The entries below are to be returned exactly. Include all of them.

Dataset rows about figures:

━━━━

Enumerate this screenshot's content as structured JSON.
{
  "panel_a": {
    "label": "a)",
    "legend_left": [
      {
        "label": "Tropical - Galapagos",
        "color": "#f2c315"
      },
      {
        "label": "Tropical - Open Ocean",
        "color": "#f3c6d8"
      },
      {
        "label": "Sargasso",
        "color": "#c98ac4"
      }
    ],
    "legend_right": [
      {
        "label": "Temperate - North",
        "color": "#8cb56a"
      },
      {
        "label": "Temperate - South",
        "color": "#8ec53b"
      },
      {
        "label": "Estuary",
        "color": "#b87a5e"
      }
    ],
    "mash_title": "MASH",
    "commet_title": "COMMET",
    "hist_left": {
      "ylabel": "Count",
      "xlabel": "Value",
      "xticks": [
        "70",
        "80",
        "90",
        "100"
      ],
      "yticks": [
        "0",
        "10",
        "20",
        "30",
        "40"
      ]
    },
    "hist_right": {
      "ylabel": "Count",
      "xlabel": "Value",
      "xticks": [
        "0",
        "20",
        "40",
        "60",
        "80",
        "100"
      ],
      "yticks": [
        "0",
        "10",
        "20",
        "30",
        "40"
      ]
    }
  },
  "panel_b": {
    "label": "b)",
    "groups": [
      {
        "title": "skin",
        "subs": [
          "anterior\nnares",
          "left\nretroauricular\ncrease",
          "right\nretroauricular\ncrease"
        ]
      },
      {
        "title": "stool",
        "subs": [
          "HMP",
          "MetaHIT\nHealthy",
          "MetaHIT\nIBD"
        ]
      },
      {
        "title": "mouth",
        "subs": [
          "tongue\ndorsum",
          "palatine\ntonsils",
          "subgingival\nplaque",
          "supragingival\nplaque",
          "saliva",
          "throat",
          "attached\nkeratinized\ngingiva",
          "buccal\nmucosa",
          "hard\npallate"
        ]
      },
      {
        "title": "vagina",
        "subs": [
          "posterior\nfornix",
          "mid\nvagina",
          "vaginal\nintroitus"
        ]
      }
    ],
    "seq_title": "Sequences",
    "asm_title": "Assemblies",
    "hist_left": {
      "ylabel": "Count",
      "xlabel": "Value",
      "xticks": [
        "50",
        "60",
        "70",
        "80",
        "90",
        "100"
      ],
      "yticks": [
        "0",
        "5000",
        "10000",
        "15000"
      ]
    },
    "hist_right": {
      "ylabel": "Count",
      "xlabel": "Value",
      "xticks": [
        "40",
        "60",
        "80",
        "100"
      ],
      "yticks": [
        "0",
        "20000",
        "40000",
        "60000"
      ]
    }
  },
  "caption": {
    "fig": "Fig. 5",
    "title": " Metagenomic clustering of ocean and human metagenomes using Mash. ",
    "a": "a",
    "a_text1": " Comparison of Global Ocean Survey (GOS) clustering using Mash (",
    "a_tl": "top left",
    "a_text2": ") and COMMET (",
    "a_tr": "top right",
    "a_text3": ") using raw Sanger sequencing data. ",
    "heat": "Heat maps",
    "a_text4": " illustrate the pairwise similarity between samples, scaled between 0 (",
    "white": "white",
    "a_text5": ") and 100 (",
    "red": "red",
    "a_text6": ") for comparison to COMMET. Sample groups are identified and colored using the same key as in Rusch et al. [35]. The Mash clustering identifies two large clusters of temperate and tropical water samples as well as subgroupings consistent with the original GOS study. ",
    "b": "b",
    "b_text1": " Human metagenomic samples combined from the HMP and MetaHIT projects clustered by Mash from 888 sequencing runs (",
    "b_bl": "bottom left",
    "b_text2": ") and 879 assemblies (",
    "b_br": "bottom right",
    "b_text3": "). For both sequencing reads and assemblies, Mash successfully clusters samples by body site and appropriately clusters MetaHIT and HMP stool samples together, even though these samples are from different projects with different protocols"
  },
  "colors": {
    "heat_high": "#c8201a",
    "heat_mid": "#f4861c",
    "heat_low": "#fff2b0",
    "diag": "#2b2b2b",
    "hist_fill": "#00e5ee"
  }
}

━━━━

● **The completed task**:
Enumerate this screenshot's content as structured JSON.
{
  "panel_a": {
    "label": "a)",
    "legend_left": [
      {
        "label": "Tropical - Galapagos",
        "color": "#f2c315"
      },
      {
        "label": "Tropical - Open Ocean",
        "color": "#f3c6d8"
      },
      {
        "label": "Sargasso",
        "color": "#c98ac4"
      }
    ],
    "legend_right": [
      {
        "label": "Temperate - North",
        "color": "#8cb56a"
      },
      {
        "label": "Temperate - South",
        "color": "#8ec53b"
      },
      {
        "label": "Estuary",
        "color": "#b87a5e"
      }
    ],
    "mash_title": "MASH",
    "commet_title": "COMMET",
    "hist_left": {
      "ylabel": "Count",
      "xlabel": "Value",
      "xticks": [
        "70",
        "80",
        "90",
        "100"
      ],
      "yticks": [
        "0",
        "10",
        "20",
        "30",
        "40"
      ]
    },
    "hist_right": {
      "ylabel": "Count",
      "xlabel": "Value",
      "xticks": [
        "0",
        "20",
        "40",
        "60",
        "80",
        "100"
      ],
      "yticks": [
        "0",
        "10",
        "20",
        "30",
        "40"
      ]
    }
  },
  "panel_b": {
    "label": "b)",
    "groups": [
      {
        "title": "skin",
        "subs": [
          "anterior\nnares",
          "left\nretroauricular\ncrease",
          "right\nretroauricular\ncrease"
        ]
      },
      {
        "title": "stool",
        "subs": [
          "HMP",
          "MetaHIT\nHealthy",
          "MetaHIT\nIBD"
        ]
      },
      {
        "title": "mouth",
        "subs": [
          "tongue\ndorsum",
          "palatine\ntonsils",
          "subgingival\nplaque",
          "supragingival\nplaque",
          "saliva",
          "throat",
          "attached\nkeratinized\ngingiva",
          "buccal\nmucosa",
          "hard\npallate"
        ]
      },
      {
        "title": "vagina",
        "subs": [
          "posterior\nfornix",
          "mid\nvagina",
          "vaginal\nintroitus"
        ]
      }
    ],
    "seq_title": "Sequences",
    "asm_title": "Assemblies",
    "hist_left": {
      "ylabel": "Count",
      "xlabel": "Value",
      "xticks": [
        "50",
        "60",
        "70",
        "80",
        "90",
        "100"
      ],
      "yticks": [
        "0",
        "5000",
        "10000",
        "15000"
      ]
    },
    "hist_right": {
      "ylabel": "Count",
      "xlabel": "Value",
      "xticks": [
        "40",
        "60",
        "80",
        "100"
      ],
      "yticks": [
        "0",
        "20000",
        "40000",
        "60000"
      ]
    }
  },
  "caption": {
    "fig": "Fig. 5",
    "title": " Metagenomic clustering of ocean and human metagenomes using Mash. ",
    "a": "a",
    "a_text1": " Comparison of Global Ocean Survey (GOS) clustering using Mash (",
    "a_tl": "top left",
    "a_text2": ") and COMMET (",
    "a_tr": "top right",
    "a_text3": ") using raw Sanger sequencing data. ",
    "heat": "Heat maps",
    "a_text4": " illustrate the pairwise similarity between samples, scaled between 0 (",
    "white": "white",
    "a_text5": ") and 100 (",
    "red": "red",
    "a_text6": ") for comparison to COMMET. Sample groups are identified and colored using the same key as in Rusch et al. [35]. The Mash clustering identifies two large clusters of temperate and tropical water samples as well as subgroupings consistent with the original GOS study. ",
    "b": "b",
    "b_text1": " Human metagenomic samples combined from the HMP and MetaHIT projects clustered by Mash from 888 sequencing runs (",
    "b_bl": "bottom left",
    "b_text2": ") and 879 assemblies (",
    "b_br": "bottom right",
    "b_text3": "). For both sequencing reads and assemblies, Mash successfully clusters samples by body site and appropriately clusters MetaHIT and HMP stool samples together, even though these samples are from different projects with different protocols"
  },
  "colors": {
    "heat_high": "#c8201a",
    "heat_mid": "#f4861c",
    "heat_low": "#fff2b0",
    "diag": "#2b2b2b",
    "hist_fill": "#00e5ee"
  }
}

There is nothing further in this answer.